What is required: Say how many lines contain the string "стационаров". Give no other output.

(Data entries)
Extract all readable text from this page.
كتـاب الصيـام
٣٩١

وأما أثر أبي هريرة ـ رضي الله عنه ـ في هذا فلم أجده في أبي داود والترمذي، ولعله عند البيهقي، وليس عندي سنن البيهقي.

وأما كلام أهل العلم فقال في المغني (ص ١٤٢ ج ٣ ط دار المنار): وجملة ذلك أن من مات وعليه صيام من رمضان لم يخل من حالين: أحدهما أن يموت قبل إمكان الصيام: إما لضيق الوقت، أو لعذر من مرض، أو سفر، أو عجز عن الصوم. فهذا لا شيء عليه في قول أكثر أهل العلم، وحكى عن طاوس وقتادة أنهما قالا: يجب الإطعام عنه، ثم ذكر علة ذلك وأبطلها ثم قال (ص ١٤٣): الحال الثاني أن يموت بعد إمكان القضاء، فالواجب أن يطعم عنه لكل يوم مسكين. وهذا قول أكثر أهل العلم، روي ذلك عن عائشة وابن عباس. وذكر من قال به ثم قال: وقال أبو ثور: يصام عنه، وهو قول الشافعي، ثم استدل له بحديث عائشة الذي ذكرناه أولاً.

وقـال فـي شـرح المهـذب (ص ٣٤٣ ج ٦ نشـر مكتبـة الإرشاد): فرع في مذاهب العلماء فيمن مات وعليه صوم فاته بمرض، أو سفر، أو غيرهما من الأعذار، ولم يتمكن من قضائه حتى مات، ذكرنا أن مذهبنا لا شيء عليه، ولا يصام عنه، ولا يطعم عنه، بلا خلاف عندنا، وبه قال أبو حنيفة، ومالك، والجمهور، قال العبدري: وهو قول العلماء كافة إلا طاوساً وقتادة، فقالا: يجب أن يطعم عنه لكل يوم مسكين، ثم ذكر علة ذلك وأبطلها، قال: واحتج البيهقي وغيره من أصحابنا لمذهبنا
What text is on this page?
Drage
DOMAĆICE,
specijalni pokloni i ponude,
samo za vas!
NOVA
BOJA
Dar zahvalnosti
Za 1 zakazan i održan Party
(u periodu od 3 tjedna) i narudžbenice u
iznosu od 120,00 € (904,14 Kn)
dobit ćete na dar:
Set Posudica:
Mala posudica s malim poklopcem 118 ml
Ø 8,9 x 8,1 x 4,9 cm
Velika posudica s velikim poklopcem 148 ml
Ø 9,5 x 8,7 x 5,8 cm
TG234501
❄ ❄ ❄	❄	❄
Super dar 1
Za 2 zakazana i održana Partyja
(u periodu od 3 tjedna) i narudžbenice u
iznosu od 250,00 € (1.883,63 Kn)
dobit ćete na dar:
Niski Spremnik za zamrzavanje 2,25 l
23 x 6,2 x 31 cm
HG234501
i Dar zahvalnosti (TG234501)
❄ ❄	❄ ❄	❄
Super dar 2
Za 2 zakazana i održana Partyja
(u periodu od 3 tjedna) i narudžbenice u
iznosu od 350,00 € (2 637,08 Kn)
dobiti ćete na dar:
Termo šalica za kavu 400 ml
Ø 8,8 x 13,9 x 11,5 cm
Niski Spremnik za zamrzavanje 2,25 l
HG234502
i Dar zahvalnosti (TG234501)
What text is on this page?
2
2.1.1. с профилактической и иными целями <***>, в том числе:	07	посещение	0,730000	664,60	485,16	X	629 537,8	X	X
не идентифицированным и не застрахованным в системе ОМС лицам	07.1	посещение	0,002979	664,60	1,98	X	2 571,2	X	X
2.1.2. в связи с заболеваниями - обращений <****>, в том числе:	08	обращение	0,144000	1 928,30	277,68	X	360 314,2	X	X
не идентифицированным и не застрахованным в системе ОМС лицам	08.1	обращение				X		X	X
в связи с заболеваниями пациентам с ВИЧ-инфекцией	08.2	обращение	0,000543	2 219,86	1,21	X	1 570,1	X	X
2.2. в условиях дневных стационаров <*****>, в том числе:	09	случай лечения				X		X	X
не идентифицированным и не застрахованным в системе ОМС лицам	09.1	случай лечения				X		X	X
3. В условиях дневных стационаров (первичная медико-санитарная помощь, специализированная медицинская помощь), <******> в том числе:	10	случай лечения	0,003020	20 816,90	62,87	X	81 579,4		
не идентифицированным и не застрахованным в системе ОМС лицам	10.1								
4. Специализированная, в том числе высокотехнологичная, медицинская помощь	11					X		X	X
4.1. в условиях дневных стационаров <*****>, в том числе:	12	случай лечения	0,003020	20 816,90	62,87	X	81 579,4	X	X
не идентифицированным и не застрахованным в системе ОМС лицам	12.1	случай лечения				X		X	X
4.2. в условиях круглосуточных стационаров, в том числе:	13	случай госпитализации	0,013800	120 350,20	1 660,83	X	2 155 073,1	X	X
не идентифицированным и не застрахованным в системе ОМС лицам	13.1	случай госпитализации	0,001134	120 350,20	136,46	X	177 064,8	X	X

Finished exercise: 4